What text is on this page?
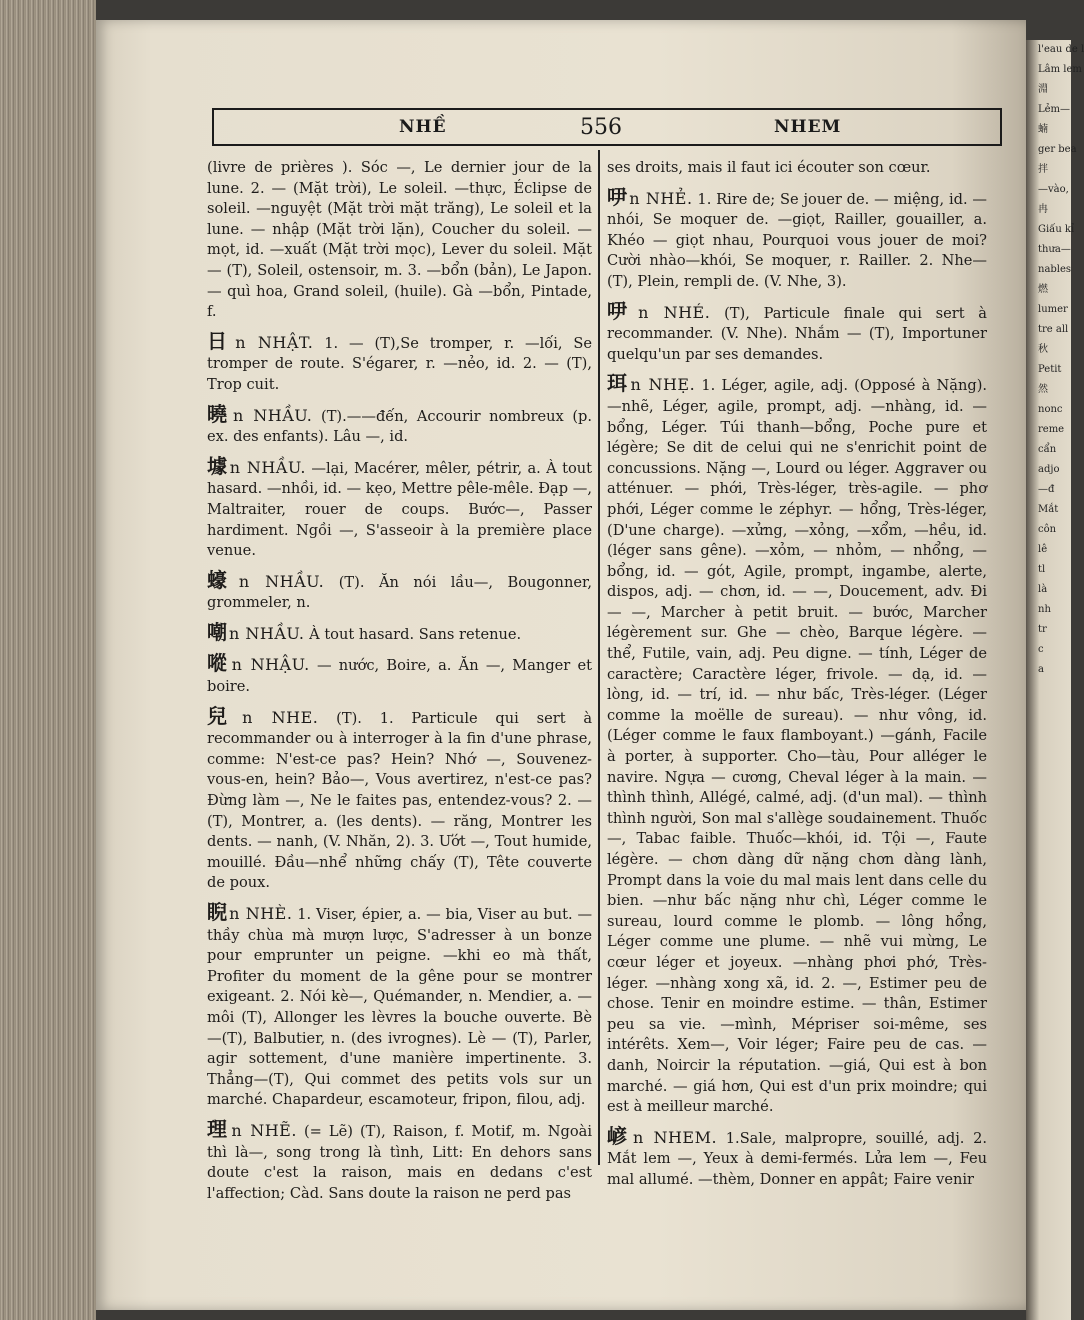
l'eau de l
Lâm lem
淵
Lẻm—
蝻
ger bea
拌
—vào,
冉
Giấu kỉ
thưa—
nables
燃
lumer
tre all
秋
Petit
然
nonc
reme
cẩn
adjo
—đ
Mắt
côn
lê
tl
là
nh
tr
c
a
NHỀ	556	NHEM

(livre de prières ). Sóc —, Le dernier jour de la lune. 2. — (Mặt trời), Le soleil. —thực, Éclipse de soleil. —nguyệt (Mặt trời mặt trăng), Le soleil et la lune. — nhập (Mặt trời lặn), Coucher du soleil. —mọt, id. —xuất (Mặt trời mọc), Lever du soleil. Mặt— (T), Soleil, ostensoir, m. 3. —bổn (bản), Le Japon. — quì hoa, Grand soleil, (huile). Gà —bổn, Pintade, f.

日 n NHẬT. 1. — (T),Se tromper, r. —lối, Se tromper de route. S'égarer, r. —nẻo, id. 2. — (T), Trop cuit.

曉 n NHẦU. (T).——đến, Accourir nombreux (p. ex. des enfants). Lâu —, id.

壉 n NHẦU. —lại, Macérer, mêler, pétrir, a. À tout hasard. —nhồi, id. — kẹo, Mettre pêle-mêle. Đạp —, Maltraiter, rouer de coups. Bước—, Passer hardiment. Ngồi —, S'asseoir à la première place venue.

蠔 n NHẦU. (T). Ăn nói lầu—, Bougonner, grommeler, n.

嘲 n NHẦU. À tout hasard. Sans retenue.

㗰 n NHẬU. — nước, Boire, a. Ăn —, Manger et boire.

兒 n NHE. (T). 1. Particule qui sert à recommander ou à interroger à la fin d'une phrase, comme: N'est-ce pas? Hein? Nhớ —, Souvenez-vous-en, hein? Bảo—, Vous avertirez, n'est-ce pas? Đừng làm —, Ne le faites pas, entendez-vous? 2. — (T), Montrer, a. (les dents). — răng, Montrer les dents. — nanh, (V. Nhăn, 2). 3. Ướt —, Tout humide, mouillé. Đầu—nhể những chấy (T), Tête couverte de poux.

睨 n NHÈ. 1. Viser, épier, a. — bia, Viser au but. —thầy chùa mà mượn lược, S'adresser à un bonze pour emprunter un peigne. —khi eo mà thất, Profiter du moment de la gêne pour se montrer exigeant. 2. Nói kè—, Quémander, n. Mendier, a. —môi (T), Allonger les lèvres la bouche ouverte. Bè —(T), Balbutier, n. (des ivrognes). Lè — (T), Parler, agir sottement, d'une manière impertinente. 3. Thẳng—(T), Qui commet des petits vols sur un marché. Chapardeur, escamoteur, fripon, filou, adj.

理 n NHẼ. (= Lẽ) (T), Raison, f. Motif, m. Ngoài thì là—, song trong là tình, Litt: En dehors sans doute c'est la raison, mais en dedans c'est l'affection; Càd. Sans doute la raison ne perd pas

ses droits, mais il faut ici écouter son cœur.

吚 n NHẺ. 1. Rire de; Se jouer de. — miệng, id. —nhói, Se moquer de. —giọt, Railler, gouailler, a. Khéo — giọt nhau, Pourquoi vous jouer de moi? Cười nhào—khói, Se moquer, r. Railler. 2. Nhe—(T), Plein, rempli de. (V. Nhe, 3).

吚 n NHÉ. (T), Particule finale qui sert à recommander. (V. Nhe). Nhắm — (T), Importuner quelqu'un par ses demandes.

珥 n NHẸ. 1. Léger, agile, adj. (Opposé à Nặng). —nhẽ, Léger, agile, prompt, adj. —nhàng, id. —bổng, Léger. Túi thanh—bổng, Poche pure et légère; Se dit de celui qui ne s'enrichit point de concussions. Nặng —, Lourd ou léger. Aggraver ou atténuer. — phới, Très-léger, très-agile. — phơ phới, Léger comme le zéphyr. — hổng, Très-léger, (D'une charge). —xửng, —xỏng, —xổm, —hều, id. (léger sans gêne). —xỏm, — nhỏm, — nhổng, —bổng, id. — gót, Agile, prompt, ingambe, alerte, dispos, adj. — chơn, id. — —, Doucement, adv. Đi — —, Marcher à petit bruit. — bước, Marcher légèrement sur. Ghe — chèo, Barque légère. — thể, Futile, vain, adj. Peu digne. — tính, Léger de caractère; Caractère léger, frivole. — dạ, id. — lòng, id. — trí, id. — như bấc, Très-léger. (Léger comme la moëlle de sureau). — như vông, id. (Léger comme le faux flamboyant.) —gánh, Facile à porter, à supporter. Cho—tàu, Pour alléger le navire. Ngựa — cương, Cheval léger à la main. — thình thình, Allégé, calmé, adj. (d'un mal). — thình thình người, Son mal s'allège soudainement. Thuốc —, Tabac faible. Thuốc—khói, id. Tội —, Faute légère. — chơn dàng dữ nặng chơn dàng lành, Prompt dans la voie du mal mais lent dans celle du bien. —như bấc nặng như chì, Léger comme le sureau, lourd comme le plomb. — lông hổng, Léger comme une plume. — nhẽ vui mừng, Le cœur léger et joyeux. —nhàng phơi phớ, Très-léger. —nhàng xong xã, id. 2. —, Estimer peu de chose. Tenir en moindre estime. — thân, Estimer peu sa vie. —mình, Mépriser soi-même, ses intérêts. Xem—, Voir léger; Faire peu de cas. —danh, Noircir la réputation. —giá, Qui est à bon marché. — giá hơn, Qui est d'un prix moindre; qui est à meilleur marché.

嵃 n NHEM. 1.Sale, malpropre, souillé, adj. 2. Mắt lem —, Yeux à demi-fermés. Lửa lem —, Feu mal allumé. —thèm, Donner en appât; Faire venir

• • •

Restate the whole of the material word for word without the pictures.

Response to this exercise —
What text is on this page?
l'eau de l
Lâm lem
淵
Lẻm—
蝻
ger bea
拌
—vào,
冉
Giấu kỉ
thưa—
nables
燃
lumer
tre all
秋
Petit
然
nonc
reme
cẩn
adjo
—đ
Mắt
côn
lê
tl
là
nh
tr
c
a
NHỀ	556	NHEM

(livre de prières ). Sóc —, Le dernier jour de la lune. 2. — (Mặt trời), Le soleil. —thực, Éclipse de soleil. —nguyệt (Mặt trời mặt trăng), Le soleil et la lune. — nhập (Mặt trời lặn), Coucher du soleil. —mọt, id. —xuất (Mặt trời mọc), Lever du soleil. Mặt— (T), Soleil, ostensoir, m. 3. —bổn (bản), Le Japon. — quì hoa, Grand soleil, (huile). Gà —bổn, Pintade, f.

日 n NHẬT. 1. — (T),Se tromper, r. —lối, Se tromper de route. S'égarer, r. —nẻo, id. 2. — (T), Trop cuit.

曉 n NHẦU. (T).——đến, Accourir nombreux (p. ex. des enfants). Lâu —, id.

壉 n NHẦU. —lại, Macérer, mêler, pétrir, a. À tout hasard. —nhồi, id. — kẹo, Mettre pêle-mêle. Đạp —, Maltraiter, rouer de coups. Bước—, Passer hardiment. Ngồi —, S'asseoir à la première place venue.

蠔 n NHẦU. (T). Ăn nói lầu—, Bougonner, grommeler, n.

嘲 n NHẦU. À tout hasard. Sans retenue.

㗰 n NHẬU. — nước, Boire, a. Ăn —, Manger et boire.

兒 n NHE. (T). 1. Particule qui sert à recommander ou à interroger à la fin d'une phrase, comme: N'est-ce pas? Hein? Nhớ —, Souvenez-vous-en, hein? Bảo—, Vous avertirez, n'est-ce pas? Đừng làm —, Ne le faites pas, entendez-vous? 2. — (T), Montrer, a. (les dents). — răng, Montrer les dents. — nanh, (V. Nhăn, 2). 3. Ướt —, Tout humide, mouillé. Đầu—nhể những chấy (T), Tête couverte de poux.

睨 n NHÈ. 1. Viser, épier, a. — bia, Viser au but. —thầy chùa mà mượn lược, S'adresser à un bonze pour emprunter un peigne. —khi eo mà thất, Profiter du moment de la gêne pour se montrer exigeant. 2. Nói kè—, Quémander, n. Mendier, a. —môi (T), Allonger les lèvres la bouche ouverte. Bè —(T), Balbutier, n. (des ivrognes). Lè — (T), Parler, agir sottement, d'une manière impertinente. 3. Thẳng—(T), Qui commet des petits vols sur un marché. Chapardeur, escamoteur, fripon, filou, adj.

理 n NHẼ. (= Lẽ) (T), Raison, f. Motif, m. Ngoài thì là—, song trong là tình, Litt: En dehors sans doute c'est la raison, mais en dedans c'est l'affection; Càd. Sans doute la raison ne perd pas

ses droits, mais il faut ici écouter son cœur.

吚 n NHẺ. 1. Rire de; Se jouer de. — miệng, id. —nhói, Se moquer de. —giọt, Railler, gouailler, a. Khéo — giọt nhau, Pourquoi vous jouer de moi? Cười nhào—khói, Se moquer, r. Railler. 2. Nhe—(T), Plein, rempli de. (V. Nhe, 3).

吚 n NHÉ. (T), Particule finale qui sert à recommander. (V. Nhe). Nhắm — (T), Importuner quelqu'un par ses demandes.

珥 n NHẸ. 1. Léger, agile, adj. (Opposé à Nặng). —nhẽ, Léger, agile, prompt, adj. —nhàng, id. —bổng, Léger. Túi thanh—bổng, Poche pure et légère; Se dit de celui qui ne s'enrichit point de concussions. Nặng —, Lourd ou léger. Aggraver ou atténuer. — phới, Très-léger, très-agile. — phơ phới, Léger comme le zéphyr. — hổng, Très-léger, (D'une charge). —xửng, —xỏng, —xổm, —hều, id. (léger sans gêne). —xỏm, — nhỏm, — nhổng, —bổng, id. — gót, Agile, prompt, ingambe, alerte, dispos, adj. — chơn, id. — —, Doucement, adv. Đi — —, Marcher à petit bruit. — bước, Marcher légèrement sur. Ghe — chèo, Barque légère. — thể, Futile, vain, adj. Peu digne. — tính, Léger de caractère; Caractère léger, frivole. — dạ, id. — lòng, id. — trí, id. — như bấc, Très-léger. (Léger comme la moëlle de sureau). — như vông, id. (Léger comme le faux flamboyant.) —gánh, Facile à porter, à supporter. Cho—tàu, Pour alléger le navire. Ngựa — cương, Cheval léger à la main. — thình thình, Allégé, calmé, adj. (d'un mal). — thình thình người, Son mal s'allège soudainement. Thuốc —, Tabac faible. Thuốc—khói, id. Tội —, Faute légère. — chơn dàng dữ nặng chơn dàng lành, Prompt dans la voie du mal mais lent dans celle du bien. —như bấc nặng như chì, Léger comme le sureau, lourd comme le plomb. — lông hổng, Léger comme une plume. — nhẽ vui mừng, Le cœur léger et joyeux. —nhàng phơi phớ, Très-léger. —nhàng xong xã, id. 2. —, Estimer peu de chose. Tenir en moindre estime. — thân, Estimer peu sa vie. —mình, Mépriser soi-même, ses intérêts. Xem—, Voir léger; Faire peu de cas. —danh, Noircir la réputation. —giá, Qui est à bon marché. — giá hơn, Qui est d'un prix moindre; qui est à meilleur marché.

嵃 n NHEM. 1.Sale, malpropre, souillé, adj. 2. Mắt lem —, Yeux à demi-fermés. Lửa lem —, Feu mal allumé. —thèm, Donner en appât; Faire venir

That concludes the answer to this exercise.